(Extracted records)

## start

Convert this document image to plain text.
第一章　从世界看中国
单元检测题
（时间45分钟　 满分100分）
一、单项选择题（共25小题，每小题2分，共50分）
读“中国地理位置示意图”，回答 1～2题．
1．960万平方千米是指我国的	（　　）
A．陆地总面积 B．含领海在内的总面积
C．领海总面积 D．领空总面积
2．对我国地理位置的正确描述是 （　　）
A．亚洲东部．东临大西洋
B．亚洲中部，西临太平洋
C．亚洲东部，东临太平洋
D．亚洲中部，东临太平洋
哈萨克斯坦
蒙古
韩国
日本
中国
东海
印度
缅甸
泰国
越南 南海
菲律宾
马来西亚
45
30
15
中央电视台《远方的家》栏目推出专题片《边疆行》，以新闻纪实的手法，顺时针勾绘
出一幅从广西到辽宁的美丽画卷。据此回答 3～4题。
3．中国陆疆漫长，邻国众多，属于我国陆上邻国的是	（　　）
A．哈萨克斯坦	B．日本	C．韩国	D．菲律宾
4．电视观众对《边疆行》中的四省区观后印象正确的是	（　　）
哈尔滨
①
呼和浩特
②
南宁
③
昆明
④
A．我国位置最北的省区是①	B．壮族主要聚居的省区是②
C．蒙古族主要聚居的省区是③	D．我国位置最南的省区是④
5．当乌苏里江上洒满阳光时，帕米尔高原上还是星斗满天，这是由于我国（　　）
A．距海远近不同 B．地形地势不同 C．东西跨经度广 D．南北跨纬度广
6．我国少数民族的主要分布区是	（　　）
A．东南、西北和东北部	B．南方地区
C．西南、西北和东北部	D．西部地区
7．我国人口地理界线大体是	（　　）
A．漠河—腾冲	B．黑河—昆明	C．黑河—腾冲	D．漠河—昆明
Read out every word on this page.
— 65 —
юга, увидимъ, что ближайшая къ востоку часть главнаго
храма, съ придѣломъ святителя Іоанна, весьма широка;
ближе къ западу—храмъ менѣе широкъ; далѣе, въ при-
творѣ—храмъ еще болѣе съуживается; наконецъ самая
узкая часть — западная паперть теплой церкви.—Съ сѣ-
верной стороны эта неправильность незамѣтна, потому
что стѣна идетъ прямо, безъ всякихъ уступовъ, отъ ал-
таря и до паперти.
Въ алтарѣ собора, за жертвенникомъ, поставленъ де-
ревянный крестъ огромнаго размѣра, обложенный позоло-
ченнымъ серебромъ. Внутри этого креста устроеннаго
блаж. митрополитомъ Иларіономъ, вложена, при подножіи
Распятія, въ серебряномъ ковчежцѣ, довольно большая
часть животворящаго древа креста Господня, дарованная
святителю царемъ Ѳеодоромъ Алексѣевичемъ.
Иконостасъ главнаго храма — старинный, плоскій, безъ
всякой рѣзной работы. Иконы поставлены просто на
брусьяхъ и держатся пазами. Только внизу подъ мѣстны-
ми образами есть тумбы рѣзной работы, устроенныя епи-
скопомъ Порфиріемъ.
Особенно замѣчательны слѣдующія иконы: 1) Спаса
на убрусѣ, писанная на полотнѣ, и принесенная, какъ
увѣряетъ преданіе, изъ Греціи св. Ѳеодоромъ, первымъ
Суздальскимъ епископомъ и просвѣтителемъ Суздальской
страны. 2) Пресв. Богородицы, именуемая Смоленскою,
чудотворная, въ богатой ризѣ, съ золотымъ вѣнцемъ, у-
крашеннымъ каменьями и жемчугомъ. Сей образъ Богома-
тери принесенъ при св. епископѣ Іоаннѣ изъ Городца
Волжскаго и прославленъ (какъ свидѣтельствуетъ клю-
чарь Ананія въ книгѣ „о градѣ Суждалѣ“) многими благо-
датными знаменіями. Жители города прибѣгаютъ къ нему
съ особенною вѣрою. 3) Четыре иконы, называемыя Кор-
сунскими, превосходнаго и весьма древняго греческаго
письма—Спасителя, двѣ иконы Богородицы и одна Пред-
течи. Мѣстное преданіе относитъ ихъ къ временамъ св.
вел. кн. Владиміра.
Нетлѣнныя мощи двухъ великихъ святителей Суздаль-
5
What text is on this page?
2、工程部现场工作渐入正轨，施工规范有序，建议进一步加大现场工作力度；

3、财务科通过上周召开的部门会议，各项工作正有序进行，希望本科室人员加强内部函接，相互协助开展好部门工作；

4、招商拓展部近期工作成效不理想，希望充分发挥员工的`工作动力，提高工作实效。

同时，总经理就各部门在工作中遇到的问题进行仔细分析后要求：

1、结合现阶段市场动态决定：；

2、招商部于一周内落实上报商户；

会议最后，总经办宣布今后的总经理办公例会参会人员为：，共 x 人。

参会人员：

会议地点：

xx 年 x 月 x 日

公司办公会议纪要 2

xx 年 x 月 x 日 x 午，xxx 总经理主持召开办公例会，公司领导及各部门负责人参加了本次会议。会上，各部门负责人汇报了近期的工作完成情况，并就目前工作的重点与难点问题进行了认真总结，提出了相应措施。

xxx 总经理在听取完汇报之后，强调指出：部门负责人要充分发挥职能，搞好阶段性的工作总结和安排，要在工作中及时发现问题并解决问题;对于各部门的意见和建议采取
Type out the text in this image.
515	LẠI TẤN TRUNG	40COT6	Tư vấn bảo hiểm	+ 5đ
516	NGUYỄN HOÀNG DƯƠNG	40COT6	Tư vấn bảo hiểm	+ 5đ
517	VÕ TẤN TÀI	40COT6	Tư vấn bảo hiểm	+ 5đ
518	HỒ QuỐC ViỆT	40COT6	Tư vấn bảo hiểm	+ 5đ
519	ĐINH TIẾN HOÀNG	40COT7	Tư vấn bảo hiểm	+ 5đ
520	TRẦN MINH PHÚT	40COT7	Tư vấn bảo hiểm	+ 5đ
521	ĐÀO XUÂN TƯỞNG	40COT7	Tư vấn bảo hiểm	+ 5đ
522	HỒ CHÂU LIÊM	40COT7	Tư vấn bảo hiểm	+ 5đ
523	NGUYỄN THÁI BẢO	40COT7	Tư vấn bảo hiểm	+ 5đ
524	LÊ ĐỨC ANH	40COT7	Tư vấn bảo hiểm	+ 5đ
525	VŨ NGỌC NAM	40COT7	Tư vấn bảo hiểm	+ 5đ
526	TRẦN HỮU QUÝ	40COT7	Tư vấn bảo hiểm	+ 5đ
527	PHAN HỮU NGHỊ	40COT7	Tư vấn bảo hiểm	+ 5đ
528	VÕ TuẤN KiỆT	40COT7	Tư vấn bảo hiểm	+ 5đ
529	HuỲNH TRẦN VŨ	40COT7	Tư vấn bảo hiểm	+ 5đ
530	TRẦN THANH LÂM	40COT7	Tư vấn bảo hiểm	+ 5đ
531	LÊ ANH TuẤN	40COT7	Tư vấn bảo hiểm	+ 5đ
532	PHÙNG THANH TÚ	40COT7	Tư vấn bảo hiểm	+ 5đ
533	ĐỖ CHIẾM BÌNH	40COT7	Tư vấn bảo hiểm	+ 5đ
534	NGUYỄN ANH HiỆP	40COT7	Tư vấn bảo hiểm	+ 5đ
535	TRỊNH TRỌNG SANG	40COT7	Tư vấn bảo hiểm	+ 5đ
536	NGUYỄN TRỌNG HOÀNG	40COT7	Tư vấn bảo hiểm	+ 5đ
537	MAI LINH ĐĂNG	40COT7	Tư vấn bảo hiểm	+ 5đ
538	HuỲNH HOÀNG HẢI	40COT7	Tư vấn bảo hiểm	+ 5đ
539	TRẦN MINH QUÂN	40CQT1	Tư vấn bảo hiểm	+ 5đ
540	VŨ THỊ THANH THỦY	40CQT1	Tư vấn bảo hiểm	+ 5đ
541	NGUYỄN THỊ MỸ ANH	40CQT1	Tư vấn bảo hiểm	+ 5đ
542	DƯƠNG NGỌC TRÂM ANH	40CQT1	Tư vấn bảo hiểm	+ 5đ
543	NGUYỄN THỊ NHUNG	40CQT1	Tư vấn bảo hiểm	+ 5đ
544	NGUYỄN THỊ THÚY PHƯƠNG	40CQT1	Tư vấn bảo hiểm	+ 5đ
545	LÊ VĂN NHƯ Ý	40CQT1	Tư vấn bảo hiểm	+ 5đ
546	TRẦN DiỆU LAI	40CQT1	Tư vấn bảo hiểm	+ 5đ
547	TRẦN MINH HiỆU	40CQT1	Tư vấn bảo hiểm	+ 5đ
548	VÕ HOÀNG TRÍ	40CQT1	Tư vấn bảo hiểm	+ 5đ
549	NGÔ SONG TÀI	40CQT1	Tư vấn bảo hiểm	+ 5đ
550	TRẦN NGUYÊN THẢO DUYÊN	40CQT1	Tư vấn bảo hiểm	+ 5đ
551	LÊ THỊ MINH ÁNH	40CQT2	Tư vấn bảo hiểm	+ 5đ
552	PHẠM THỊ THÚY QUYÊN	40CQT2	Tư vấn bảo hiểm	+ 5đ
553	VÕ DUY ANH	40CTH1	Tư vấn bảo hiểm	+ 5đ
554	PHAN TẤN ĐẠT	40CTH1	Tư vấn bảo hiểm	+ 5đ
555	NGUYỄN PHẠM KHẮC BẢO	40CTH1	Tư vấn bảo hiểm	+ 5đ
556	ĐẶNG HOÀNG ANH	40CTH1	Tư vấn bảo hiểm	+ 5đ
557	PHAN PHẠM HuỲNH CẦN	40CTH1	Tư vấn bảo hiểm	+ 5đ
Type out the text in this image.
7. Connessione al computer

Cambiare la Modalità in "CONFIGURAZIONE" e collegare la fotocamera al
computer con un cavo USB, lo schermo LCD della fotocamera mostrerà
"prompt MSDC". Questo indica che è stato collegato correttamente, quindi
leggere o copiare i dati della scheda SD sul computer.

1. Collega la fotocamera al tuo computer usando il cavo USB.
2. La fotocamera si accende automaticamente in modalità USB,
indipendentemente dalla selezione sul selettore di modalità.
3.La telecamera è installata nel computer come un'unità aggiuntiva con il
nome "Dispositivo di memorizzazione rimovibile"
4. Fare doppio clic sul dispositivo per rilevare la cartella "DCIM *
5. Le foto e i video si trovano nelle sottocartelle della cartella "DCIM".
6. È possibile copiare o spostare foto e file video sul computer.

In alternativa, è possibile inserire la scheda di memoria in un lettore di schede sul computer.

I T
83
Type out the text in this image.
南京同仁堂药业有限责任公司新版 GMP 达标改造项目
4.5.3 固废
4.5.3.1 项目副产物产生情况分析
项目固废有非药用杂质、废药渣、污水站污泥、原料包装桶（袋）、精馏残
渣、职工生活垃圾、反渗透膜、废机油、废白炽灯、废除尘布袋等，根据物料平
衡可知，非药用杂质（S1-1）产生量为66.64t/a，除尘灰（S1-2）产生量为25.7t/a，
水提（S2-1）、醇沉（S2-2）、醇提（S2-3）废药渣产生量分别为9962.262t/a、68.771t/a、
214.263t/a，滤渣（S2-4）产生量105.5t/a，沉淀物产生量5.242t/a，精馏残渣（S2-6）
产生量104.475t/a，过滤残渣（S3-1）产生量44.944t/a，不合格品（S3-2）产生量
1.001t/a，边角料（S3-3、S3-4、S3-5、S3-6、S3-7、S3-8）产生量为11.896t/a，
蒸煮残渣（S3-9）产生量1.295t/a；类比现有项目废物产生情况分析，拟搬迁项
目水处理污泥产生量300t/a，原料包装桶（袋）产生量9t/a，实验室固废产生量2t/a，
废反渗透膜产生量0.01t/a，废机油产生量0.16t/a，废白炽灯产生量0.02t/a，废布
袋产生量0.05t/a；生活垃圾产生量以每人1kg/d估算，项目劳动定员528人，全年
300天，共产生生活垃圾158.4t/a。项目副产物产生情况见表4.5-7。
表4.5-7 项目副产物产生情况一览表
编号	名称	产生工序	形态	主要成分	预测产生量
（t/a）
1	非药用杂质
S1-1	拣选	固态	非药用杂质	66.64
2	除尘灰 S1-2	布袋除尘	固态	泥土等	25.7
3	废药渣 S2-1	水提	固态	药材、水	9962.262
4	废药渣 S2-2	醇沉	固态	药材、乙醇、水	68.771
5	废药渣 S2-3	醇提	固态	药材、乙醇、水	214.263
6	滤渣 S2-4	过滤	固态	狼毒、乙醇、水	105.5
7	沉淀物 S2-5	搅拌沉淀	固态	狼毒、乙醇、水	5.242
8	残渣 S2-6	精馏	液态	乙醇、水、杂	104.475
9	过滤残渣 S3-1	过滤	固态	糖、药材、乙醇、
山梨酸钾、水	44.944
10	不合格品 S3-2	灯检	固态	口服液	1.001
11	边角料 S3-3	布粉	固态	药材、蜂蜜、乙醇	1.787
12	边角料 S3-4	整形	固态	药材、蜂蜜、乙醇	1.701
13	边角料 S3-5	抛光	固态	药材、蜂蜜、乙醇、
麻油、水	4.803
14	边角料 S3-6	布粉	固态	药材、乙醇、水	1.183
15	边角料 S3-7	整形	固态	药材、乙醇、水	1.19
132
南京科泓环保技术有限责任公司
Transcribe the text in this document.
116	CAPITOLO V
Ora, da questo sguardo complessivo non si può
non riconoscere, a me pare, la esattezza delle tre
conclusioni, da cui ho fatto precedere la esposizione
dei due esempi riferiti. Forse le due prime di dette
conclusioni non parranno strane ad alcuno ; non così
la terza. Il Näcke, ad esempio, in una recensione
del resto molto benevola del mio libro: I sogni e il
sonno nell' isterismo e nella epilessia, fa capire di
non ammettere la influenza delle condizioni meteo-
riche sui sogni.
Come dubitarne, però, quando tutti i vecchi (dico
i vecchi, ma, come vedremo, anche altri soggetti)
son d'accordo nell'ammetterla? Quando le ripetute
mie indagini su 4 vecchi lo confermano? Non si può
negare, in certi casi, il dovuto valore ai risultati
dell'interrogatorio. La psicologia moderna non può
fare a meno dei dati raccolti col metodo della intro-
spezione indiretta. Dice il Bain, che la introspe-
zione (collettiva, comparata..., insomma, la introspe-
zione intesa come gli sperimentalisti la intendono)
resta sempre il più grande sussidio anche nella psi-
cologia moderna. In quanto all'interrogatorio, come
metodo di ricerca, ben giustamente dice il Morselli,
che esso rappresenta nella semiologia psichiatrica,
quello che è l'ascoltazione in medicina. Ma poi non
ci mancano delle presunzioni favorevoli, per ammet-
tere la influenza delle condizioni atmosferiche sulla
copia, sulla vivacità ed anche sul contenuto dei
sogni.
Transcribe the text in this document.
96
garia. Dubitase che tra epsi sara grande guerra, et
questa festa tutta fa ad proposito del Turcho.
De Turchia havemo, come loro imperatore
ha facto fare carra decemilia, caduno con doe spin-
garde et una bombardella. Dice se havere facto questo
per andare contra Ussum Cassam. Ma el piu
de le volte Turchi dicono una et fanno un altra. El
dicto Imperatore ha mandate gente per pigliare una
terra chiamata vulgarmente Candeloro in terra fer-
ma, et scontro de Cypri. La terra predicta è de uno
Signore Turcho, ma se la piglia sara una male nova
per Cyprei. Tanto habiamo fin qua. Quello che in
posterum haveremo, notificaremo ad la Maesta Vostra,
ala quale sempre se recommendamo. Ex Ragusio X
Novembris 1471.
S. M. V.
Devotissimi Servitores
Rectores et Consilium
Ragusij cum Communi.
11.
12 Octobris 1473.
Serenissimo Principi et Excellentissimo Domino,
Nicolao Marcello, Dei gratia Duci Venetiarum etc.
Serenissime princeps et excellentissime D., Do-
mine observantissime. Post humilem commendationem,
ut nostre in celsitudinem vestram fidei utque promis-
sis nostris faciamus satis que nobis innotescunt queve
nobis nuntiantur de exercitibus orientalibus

## end

From the material above, copy each line that includes the word "MINH".

• **Answer to the exercise**:
520	TRẦN MINH PHÚT	40COT7	Tư vấn bảo hiểm	+ 5đ
539	TRẦN MINH QUÂN	40CQT1	Tư vấn bảo hiểm	+ 5đ
547	TRẦN MINH HiỆU	40CQT1	Tư vấn bảo hiểm	+ 5đ
551	LÊ THỊ MINH ÁNH	40CQT2	Tư vấn bảo hiểm	+ 5đ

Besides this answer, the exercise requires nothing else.